Rewrite the data below with "percentile-point" swapped for "percentile-dot" and everything else left unchanged.

*Source data*.
- - - - -

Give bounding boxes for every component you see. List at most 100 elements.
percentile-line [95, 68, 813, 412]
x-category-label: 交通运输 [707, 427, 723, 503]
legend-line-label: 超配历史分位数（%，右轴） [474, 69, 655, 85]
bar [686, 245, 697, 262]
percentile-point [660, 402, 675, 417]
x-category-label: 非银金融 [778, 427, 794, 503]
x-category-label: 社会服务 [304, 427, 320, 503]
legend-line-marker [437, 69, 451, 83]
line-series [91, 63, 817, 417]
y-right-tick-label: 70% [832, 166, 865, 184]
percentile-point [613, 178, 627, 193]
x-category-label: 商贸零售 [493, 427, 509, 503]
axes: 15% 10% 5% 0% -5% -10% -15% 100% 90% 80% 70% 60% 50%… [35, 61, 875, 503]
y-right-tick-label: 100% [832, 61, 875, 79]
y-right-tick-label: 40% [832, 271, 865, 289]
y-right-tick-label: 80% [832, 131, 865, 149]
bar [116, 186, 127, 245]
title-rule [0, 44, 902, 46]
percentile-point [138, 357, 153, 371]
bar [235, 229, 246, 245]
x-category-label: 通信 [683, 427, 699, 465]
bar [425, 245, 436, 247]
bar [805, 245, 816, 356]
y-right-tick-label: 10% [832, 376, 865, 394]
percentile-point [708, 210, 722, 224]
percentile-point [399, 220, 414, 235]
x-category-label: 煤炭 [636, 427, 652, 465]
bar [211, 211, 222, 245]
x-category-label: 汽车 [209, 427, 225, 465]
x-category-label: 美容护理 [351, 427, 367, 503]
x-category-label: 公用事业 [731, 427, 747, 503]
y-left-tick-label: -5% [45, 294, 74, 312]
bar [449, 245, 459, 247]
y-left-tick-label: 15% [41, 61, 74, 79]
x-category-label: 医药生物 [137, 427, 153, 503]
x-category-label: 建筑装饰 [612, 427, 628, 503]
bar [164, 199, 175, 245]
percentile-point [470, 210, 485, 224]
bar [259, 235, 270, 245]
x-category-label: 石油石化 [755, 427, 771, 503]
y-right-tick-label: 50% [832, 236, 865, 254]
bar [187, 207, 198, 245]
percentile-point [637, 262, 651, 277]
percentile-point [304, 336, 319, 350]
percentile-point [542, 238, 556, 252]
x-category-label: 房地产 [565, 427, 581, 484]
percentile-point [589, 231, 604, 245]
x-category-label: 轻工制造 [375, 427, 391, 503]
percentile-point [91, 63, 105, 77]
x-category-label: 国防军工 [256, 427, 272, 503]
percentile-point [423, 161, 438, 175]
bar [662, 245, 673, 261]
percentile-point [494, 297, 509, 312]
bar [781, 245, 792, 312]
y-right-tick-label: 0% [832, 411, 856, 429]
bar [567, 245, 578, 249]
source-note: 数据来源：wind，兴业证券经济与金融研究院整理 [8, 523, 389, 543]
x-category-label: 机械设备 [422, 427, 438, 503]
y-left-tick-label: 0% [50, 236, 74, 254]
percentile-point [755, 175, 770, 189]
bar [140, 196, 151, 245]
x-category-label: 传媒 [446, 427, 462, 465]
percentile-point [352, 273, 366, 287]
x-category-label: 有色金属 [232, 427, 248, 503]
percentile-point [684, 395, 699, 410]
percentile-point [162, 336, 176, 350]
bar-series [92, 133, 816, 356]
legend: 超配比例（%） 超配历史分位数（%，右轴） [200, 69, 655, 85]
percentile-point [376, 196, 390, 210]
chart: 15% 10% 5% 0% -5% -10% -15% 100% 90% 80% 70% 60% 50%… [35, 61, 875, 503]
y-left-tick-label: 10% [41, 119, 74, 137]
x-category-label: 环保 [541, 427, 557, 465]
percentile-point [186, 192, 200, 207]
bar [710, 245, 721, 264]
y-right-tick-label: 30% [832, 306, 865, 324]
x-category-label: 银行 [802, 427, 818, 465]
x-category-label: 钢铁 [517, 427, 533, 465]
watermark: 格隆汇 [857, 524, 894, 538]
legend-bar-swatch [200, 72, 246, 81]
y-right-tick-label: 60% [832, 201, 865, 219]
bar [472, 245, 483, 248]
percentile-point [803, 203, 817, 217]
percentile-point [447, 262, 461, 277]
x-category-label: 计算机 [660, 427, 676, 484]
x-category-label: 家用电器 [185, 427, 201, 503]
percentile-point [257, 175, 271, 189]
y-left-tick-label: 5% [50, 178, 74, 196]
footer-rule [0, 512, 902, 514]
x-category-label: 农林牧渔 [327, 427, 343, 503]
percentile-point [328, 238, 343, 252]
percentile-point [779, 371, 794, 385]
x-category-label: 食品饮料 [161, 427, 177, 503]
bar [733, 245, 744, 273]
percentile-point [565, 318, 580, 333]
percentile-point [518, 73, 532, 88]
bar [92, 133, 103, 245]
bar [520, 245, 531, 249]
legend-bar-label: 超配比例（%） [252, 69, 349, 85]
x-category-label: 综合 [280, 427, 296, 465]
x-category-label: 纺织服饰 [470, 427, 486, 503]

- - - - -

*Response for this exercise*.
Give bounding boxes for every component you see. List at most 100 elements.
percentile-line [95, 68, 813, 412]
x-category-label: 交通运输 [707, 427, 723, 503]
legend-line-label: 超配历史分位数（%，右轴） [474, 69, 655, 85]
bar [686, 245, 697, 262]
percentile-dot [660, 402, 675, 417]
x-category-label: 非银金融 [778, 427, 794, 503]
x-category-label: 社会服务 [304, 427, 320, 503]
legend-line-marker [437, 69, 451, 83]
line-series [91, 63, 817, 417]
y-right-tick-label: 70% [832, 166, 865, 184]
percentile-dot [613, 178, 627, 193]
x-category-label: 商贸零售 [493, 427, 509, 503]
axes: 15% 10% 5% 0% -5% -10% -15% 100% 90% 80% 70% 60% 50%… [35, 61, 875, 503]
y-right-tick-label: 100% [832, 61, 875, 79]
y-right-tick-label: 40% [832, 271, 865, 289]
y-right-tick-label: 80% [832, 131, 865, 149]
bar [116, 186, 127, 245]
title-rule [0, 44, 902, 46]
percentile-dot [138, 357, 153, 371]
bar [235, 229, 246, 245]
x-category-label: 通信 [683, 427, 699, 465]
bar [425, 245, 436, 247]
bar [805, 245, 816, 356]
y-right-tick-label: 10% [832, 376, 865, 394]
percentile-dot [708, 210, 722, 224]
percentile-dot [399, 220, 414, 235]
x-category-label: 煤炭 [636, 427, 652, 465]
bar [211, 211, 222, 245]
x-category-label: 汽车 [209, 427, 225, 465]
x-category-label: 美容护理 [351, 427, 367, 503]
x-category-label: 公用事业 [731, 427, 747, 503]
y-left-tick-label: -5% [45, 294, 74, 312]
bar [449, 245, 459, 247]
y-left-tick-label: 15% [41, 61, 74, 79]
x-category-label: 医药生物 [137, 427, 153, 503]
x-category-label: 建筑装饰 [612, 427, 628, 503]
bar [164, 199, 175, 245]
percentile-dot [470, 210, 485, 224]
bar [259, 235, 270, 245]
x-category-label: 石油石化 [755, 427, 771, 503]
y-right-tick-label: 50% [832, 236, 865, 254]
bar [187, 207, 198, 245]
percentile-dot [637, 262, 651, 277]
percentile-dot [304, 336, 319, 350]
percentile-dot [542, 238, 556, 252]
x-category-label: 房地产 [565, 427, 581, 484]
percentile-dot [589, 231, 604, 245]
x-category-label: 轻工制造 [375, 427, 391, 503]
percentile-dot [91, 63, 105, 77]
x-category-label: 国防军工 [256, 427, 272, 503]
percentile-dot [423, 161, 438, 175]
bar [662, 245, 673, 261]
percentile-dot [494, 297, 509, 312]
bar [781, 245, 792, 312]
y-right-tick-label: 0% [832, 411, 856, 429]
bar [567, 245, 578, 249]
source-note: 数据来源：wind，兴业证券经济与金融研究院整理 [8, 523, 389, 543]
x-category-label: 机械设备 [422, 427, 438, 503]
y-left-tick-label: 0% [50, 236, 74, 254]
percentile-dot [755, 175, 770, 189]
bar [140, 196, 151, 245]
x-category-label: 传媒 [446, 427, 462, 465]
percentile-dot [352, 273, 366, 287]
x-category-label: 有色金属 [232, 427, 248, 503]
percentile-dot [684, 395, 699, 410]
percentile-dot [162, 336, 176, 350]
bar-series [92, 133, 816, 356]
legend: 超配比例（%） 超配历史分位数（%，右轴） [200, 69, 655, 85]
percentile-dot [376, 196, 390, 210]
chart: 15% 10% 5% 0% -5% -10% -15% 100% 90% 80% 70% 60% 50%… [35, 61, 875, 503]
y-left-tick-label: 10% [41, 119, 74, 137]
x-category-label: 环保 [541, 427, 557, 465]
percentile-dot [186, 192, 200, 207]
bar [710, 245, 721, 264]
y-right-tick-label: 30% [832, 306, 865, 324]
x-category-label: 银行 [802, 427, 818, 465]
x-category-label: 钢铁 [517, 427, 533, 465]
watermark: 格隆汇 [857, 524, 894, 538]
legend-bar-swatch [200, 72, 246, 81]
y-right-tick-label: 60% [832, 201, 865, 219]
bar [472, 245, 483, 248]
percentile-dot [803, 203, 817, 217]
percentile-dot [447, 262, 461, 277]
x-category-label: 计算机 [660, 427, 676, 484]
x-category-label: 家用电器 [185, 427, 201, 503]
percentile-dot [257, 175, 271, 189]
y-left-tick-label: 5% [50, 178, 74, 196]
footer-rule [0, 512, 902, 514]
x-category-label: 农林牧渔 [327, 427, 343, 503]
percentile-dot [328, 238, 343, 252]
percentile-dot [779, 371, 794, 385]
x-category-label: 食品饮料 [161, 427, 177, 503]
bar [733, 245, 744, 273]
percentile-dot [565, 318, 580, 333]
percentile-dot [518, 73, 532, 88]
bar [92, 133, 103, 245]
bar [520, 245, 531, 249]
legend-bar-label: 超配比例（%） [252, 69, 349, 85]
x-category-label: 综合 [280, 427, 296, 465]
x-category-label: 纺织服饰 [470, 427, 486, 503]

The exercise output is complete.